*Aim:* Scan the data for "πόλει" and copy the lines it appears in.
# Start of Dataset
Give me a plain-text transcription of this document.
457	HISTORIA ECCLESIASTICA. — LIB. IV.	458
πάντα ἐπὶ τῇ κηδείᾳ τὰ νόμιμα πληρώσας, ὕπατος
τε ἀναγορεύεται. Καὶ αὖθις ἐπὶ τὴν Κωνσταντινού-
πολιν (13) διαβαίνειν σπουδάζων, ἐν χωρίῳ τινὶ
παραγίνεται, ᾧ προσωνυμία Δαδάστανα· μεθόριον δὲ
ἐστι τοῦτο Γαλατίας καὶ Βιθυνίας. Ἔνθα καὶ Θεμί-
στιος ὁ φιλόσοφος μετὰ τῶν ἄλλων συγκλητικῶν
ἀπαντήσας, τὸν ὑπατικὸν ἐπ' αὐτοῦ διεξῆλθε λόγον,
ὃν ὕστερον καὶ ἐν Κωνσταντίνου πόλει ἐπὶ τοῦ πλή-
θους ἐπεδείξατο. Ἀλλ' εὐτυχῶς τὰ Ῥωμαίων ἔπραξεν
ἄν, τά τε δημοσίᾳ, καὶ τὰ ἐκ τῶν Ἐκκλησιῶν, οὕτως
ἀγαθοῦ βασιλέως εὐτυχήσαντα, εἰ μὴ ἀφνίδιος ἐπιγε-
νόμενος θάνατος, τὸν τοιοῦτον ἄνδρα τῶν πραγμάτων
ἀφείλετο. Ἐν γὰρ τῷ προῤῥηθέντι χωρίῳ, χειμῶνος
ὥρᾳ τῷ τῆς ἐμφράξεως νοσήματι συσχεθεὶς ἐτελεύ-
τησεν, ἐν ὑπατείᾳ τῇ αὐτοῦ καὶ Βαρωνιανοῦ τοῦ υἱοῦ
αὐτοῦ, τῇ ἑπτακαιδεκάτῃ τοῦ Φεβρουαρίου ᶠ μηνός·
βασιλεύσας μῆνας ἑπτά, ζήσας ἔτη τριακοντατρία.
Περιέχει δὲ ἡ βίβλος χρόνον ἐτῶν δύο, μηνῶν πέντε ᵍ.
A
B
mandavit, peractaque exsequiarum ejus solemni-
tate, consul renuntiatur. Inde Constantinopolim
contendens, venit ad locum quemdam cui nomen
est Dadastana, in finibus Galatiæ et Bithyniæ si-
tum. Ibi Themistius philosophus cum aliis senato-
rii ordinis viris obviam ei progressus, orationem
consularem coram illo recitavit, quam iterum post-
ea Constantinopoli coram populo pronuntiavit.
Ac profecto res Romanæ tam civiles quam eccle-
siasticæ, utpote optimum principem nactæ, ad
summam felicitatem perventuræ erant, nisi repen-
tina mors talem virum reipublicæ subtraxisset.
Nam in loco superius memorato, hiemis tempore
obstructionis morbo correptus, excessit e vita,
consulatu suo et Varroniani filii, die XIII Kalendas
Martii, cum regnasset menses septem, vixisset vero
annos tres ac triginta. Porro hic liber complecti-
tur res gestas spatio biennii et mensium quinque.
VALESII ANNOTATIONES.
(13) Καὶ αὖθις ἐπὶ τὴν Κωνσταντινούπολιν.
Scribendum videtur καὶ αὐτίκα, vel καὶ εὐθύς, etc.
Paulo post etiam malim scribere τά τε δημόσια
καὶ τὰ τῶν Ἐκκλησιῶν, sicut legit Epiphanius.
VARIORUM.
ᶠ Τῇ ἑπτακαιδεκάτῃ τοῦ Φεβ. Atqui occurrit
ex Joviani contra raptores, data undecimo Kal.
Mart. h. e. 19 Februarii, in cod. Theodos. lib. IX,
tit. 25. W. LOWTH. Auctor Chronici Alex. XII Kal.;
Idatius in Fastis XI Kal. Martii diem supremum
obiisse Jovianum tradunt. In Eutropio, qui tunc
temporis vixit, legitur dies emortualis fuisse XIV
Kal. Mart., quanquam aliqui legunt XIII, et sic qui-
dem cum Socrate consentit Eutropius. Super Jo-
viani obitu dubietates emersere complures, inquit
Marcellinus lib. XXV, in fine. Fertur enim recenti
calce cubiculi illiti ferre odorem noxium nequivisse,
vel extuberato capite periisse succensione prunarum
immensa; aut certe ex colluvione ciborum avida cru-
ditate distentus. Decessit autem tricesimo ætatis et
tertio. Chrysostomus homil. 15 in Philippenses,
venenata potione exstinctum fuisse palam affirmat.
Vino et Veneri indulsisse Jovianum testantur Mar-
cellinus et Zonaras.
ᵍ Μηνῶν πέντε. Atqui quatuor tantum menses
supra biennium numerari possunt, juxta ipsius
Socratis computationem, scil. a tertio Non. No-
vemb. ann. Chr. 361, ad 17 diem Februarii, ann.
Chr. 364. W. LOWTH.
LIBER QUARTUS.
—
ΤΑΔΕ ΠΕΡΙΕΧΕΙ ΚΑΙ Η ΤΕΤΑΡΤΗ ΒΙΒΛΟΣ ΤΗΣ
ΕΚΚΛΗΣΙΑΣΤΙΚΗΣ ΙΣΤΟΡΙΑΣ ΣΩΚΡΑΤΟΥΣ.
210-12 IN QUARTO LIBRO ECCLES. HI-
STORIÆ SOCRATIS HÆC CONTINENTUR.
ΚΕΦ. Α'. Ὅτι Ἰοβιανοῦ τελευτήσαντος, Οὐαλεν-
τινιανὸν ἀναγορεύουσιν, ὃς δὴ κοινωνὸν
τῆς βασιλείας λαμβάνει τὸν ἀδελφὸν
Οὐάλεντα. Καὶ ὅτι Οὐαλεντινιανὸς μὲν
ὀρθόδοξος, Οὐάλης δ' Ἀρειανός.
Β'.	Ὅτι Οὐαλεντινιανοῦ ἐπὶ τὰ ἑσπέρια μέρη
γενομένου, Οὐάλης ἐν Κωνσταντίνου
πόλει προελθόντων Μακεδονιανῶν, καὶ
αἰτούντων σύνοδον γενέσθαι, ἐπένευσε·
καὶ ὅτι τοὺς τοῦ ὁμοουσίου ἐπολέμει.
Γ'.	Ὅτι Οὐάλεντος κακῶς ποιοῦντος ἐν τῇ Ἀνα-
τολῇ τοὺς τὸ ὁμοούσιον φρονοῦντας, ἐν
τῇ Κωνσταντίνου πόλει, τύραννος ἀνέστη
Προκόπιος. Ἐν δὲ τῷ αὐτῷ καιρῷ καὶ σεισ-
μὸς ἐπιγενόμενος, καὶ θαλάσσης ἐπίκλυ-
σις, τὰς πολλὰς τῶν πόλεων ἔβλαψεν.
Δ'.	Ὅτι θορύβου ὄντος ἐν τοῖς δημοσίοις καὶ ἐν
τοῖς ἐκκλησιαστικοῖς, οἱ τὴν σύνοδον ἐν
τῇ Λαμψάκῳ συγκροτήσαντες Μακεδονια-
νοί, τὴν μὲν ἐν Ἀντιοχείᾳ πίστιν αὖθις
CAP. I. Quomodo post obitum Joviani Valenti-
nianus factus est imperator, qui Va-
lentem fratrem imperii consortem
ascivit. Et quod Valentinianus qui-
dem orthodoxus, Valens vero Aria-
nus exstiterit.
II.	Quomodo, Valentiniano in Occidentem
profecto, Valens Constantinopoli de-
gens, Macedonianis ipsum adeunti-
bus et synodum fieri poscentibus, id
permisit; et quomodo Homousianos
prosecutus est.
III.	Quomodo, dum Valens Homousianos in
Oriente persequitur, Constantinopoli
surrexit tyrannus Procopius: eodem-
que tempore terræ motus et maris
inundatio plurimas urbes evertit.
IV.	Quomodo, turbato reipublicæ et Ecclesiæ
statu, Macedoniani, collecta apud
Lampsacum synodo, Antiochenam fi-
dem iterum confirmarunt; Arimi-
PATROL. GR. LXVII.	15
# End of Dataset
*Solution:*
ὃν ὕστερον καὶ ἐν Κωνσταντίνου πόλει ἐπὶ τοῦ πλή-
πόλει προελθόντων Μακεδονιανῶν, καὶ
τῇ Κωνσταντίνου πόλει, τύραννος ἀνέστη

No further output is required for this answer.